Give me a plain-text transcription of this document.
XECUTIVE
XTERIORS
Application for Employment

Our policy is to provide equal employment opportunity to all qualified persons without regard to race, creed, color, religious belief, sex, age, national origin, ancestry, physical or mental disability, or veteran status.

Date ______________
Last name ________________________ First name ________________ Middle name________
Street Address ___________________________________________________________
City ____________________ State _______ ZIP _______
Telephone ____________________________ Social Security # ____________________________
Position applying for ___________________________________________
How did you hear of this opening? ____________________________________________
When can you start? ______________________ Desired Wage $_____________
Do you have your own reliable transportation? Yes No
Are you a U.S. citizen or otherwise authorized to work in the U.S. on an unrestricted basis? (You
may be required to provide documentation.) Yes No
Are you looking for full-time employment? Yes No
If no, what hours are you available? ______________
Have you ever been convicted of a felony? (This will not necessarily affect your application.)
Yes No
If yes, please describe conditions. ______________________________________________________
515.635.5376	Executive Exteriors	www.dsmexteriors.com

··········

TASK BRIEF. Copy out the whole listing exactly.

RESULT FOR THIS EXERCISE.
Give me a plain-text transcription of this document.
XECUTIVE
XTERIORS
Application for Employment

Our policy is to provide equal employment opportunity to all qualified persons without regard to race, creed, color, religious belief, sex, age, national origin, ancestry, physical or mental disability, or veteran status.

Date ______________
Last name ________________________ First name ________________ Middle name________
Street Address ___________________________________________________________
City ____________________ State _______ ZIP _______
Telephone ____________________________ Social Security # ____________________________
Position applying for ___________________________________________
How did you hear of this opening? ____________________________________________
When can you start? ______________________ Desired Wage $_____________
Do you have your own reliable transportation? Yes No
Are you a U.S. citizen or otherwise authorized to work in the U.S. on an unrestricted basis? (You
may be required to provide documentation.) Yes No
Are you looking for full-time employment? Yes No
If no, what hours are you available? ______________
Have you ever been convicted of a felony? (This will not necessarily affect your application.)
Yes No
If yes, please describe conditions. ______________________________________________________
515.635.5376	Executive Exteriors	www.dsmexteriors.com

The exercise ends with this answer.